→ Records for this task:
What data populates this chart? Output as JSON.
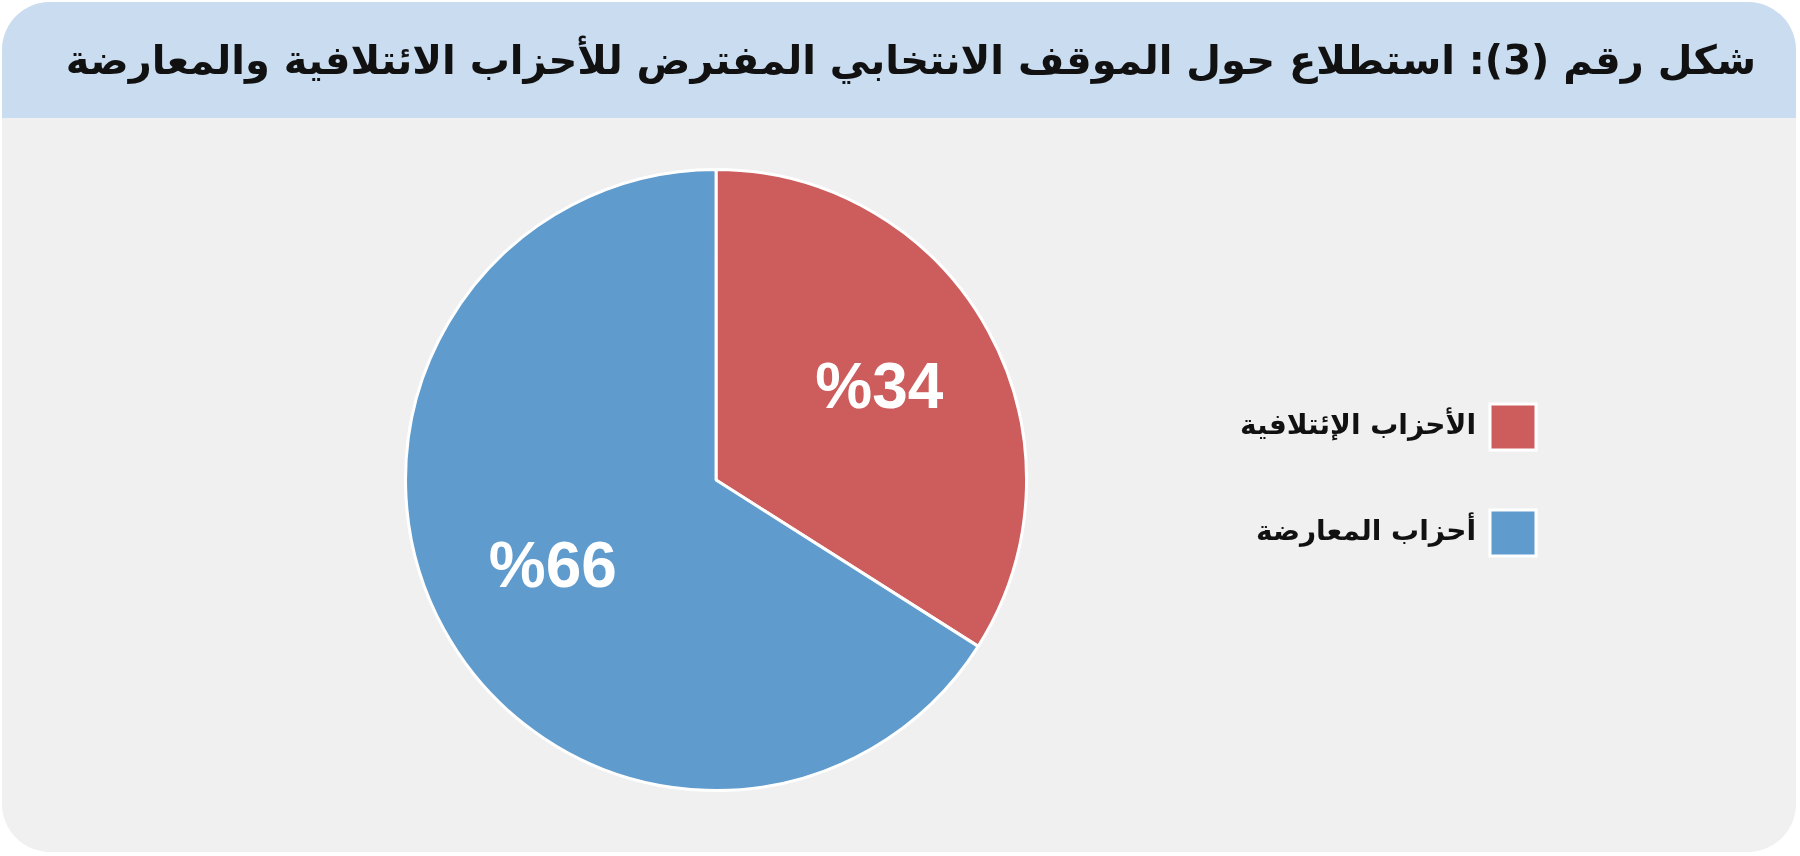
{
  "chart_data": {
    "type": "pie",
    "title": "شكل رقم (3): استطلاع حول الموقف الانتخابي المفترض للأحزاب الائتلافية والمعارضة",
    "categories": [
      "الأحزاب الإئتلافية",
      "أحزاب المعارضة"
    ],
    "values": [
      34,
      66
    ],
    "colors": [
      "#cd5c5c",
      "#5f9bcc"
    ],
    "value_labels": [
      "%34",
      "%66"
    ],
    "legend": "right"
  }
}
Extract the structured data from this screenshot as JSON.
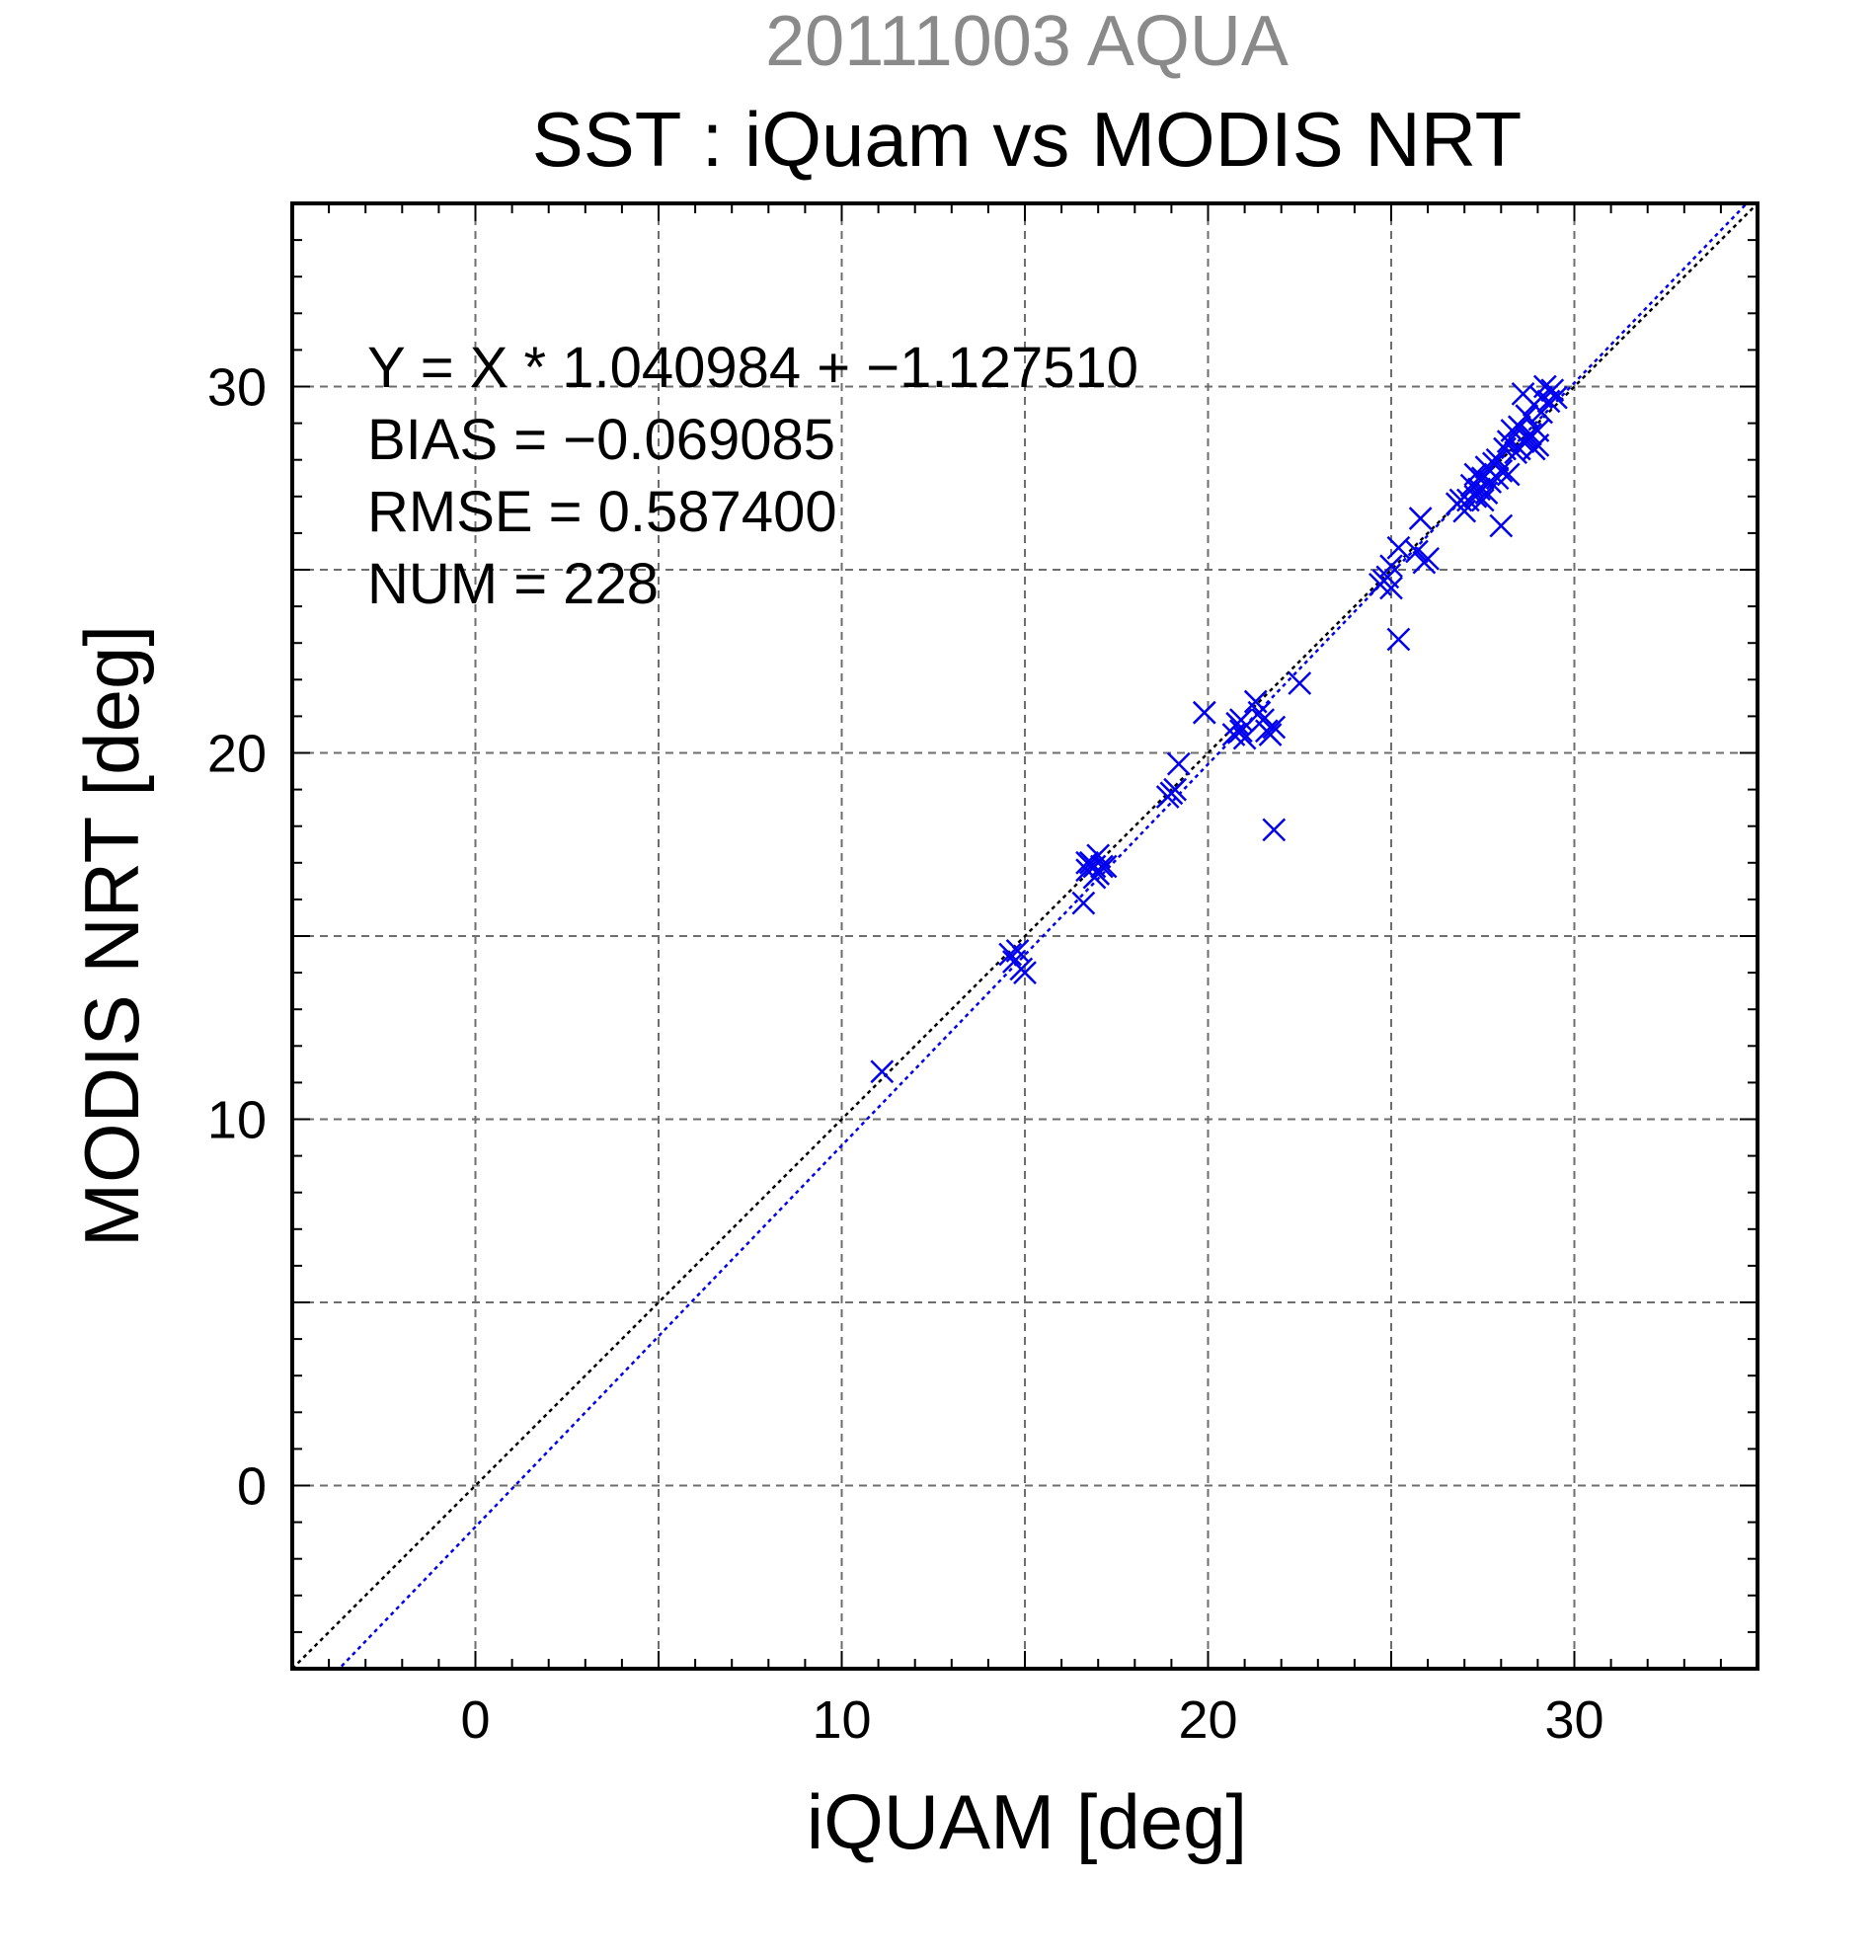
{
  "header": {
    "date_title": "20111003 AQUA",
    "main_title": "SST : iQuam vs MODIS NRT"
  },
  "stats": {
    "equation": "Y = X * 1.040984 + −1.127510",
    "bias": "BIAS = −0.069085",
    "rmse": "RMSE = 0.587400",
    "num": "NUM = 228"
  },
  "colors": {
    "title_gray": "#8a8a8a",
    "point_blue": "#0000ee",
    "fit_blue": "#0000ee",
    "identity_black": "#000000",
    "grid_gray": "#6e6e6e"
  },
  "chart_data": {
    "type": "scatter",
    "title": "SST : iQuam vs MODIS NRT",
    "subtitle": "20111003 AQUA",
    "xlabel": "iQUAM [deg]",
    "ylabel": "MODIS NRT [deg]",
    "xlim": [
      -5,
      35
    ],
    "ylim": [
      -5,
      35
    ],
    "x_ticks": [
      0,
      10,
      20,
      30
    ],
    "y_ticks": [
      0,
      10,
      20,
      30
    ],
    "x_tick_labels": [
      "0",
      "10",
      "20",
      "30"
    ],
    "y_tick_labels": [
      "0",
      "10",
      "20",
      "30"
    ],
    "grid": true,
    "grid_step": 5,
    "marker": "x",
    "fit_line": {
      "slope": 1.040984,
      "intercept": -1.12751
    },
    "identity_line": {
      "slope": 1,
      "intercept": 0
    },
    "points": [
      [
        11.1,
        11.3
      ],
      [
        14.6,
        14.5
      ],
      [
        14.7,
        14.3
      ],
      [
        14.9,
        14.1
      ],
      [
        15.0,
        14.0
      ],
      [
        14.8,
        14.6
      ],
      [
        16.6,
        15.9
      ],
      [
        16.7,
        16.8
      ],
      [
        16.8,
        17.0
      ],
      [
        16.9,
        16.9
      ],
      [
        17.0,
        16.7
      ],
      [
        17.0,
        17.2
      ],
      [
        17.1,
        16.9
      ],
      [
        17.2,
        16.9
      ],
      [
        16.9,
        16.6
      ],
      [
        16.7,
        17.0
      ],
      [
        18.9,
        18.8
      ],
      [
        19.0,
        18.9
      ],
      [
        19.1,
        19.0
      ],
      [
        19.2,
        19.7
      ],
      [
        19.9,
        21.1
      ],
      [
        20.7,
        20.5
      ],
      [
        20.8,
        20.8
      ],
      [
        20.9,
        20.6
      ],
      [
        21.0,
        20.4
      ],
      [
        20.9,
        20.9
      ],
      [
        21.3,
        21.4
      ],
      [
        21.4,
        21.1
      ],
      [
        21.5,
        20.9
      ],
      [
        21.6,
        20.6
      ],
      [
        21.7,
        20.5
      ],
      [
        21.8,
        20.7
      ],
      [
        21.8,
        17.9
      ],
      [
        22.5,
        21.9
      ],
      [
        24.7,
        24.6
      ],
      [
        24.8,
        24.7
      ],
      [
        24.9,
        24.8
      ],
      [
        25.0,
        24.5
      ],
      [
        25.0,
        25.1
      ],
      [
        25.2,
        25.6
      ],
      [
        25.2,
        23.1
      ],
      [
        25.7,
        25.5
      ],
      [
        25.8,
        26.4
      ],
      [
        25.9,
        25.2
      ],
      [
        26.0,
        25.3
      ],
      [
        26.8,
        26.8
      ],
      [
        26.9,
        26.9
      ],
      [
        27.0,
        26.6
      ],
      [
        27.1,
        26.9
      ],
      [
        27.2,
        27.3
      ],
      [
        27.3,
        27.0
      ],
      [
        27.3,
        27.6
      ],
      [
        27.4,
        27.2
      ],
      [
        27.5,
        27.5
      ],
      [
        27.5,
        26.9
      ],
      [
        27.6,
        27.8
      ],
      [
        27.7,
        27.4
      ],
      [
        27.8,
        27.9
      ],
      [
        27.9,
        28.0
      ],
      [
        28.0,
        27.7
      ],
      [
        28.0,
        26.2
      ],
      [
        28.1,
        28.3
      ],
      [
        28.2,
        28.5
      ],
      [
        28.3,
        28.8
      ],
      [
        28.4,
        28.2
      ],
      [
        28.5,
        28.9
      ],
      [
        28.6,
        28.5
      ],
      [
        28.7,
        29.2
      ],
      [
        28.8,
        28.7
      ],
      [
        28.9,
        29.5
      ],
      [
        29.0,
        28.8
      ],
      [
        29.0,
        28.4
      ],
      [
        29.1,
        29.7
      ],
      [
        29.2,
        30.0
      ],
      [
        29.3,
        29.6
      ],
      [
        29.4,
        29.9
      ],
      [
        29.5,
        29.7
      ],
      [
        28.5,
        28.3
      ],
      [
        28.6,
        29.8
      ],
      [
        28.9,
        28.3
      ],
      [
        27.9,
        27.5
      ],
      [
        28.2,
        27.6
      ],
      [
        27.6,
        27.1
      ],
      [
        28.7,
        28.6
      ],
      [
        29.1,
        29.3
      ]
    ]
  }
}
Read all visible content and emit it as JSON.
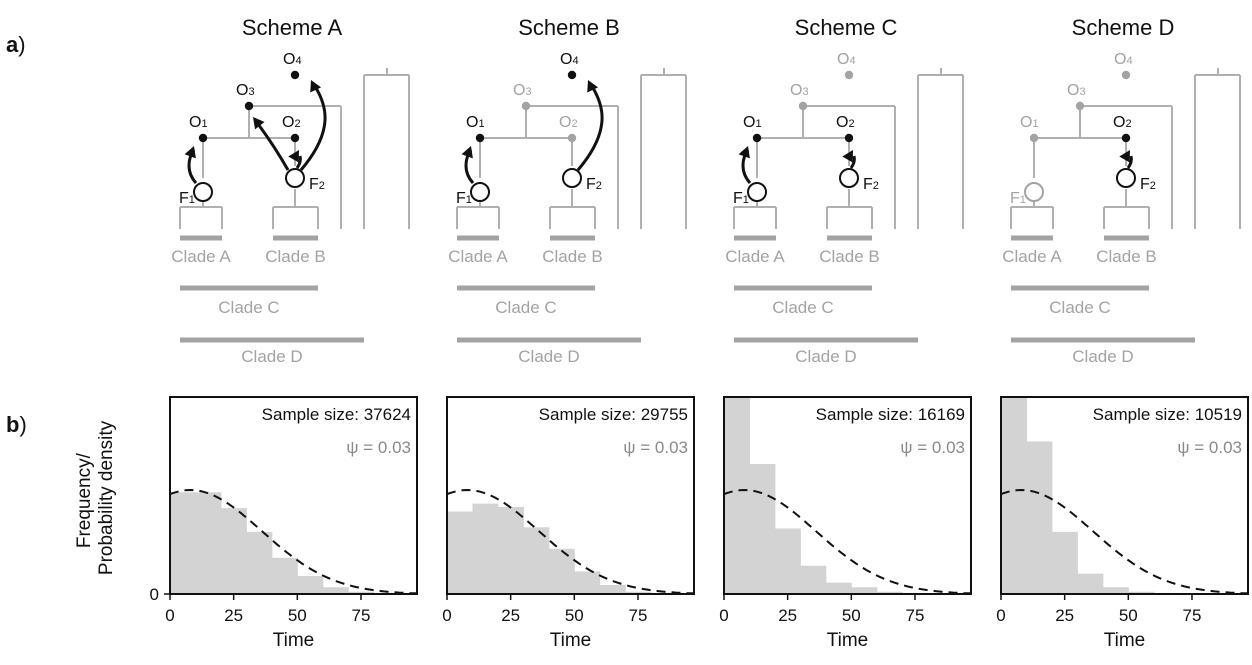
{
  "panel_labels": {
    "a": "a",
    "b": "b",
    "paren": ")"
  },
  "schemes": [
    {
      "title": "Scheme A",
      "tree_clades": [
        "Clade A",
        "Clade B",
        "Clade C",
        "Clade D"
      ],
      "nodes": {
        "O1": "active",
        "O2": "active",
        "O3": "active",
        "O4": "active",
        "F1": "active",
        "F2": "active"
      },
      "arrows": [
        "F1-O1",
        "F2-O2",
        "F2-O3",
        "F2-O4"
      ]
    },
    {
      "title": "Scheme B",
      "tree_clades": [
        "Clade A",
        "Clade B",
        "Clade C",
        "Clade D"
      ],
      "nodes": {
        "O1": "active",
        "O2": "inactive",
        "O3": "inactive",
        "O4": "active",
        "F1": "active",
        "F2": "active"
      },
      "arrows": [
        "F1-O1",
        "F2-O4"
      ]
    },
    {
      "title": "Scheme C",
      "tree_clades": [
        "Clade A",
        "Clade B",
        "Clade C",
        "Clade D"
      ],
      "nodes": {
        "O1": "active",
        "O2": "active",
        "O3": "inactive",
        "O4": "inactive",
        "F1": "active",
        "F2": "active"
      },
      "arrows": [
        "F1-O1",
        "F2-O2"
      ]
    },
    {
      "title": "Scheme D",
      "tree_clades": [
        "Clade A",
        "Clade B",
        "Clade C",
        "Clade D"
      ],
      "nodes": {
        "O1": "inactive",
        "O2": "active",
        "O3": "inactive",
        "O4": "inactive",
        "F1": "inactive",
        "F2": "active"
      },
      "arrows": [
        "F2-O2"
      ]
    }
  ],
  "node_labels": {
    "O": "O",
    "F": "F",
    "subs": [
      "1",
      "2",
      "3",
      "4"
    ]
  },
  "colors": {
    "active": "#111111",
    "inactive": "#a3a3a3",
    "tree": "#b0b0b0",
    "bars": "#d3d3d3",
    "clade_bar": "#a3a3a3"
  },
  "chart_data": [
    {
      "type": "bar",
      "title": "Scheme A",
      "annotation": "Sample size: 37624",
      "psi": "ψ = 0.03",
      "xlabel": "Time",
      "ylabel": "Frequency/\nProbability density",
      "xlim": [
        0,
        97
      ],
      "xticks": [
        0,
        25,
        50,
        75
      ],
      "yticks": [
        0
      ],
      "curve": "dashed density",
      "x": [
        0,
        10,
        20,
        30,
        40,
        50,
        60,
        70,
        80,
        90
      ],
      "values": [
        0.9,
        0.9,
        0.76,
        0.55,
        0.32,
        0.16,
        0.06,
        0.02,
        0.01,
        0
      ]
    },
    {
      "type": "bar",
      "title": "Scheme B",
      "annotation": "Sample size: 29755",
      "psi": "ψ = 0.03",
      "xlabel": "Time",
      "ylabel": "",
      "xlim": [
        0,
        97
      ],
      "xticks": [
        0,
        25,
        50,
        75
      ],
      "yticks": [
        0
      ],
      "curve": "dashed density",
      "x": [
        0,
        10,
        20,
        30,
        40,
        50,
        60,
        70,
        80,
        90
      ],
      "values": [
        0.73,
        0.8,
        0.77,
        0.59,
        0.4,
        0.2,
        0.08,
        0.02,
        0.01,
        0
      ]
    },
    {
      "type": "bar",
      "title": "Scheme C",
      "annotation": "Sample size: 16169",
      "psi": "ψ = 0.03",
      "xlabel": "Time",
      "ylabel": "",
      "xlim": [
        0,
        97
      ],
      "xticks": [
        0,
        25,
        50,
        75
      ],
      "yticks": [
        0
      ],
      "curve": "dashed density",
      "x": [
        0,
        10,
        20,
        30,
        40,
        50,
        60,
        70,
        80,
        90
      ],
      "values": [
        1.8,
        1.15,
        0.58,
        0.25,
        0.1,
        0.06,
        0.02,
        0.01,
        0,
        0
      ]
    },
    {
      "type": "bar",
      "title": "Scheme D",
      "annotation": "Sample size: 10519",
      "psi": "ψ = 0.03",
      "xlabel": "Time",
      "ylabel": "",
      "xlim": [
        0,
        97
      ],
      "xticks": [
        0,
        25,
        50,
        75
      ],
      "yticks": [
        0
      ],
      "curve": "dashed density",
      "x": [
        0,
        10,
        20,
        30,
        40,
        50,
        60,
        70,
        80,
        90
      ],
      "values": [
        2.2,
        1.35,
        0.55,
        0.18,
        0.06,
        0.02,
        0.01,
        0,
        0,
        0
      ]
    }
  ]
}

→ Work instructions:
Pick every line with "Sample" in it and copy it.

→ Response:
      "annotation": "Sample size: 37624",
      "annotation": "Sample size: 29755",
      "annotation": "Sample size: 16169",
      "annotation": "Sample size: 10519",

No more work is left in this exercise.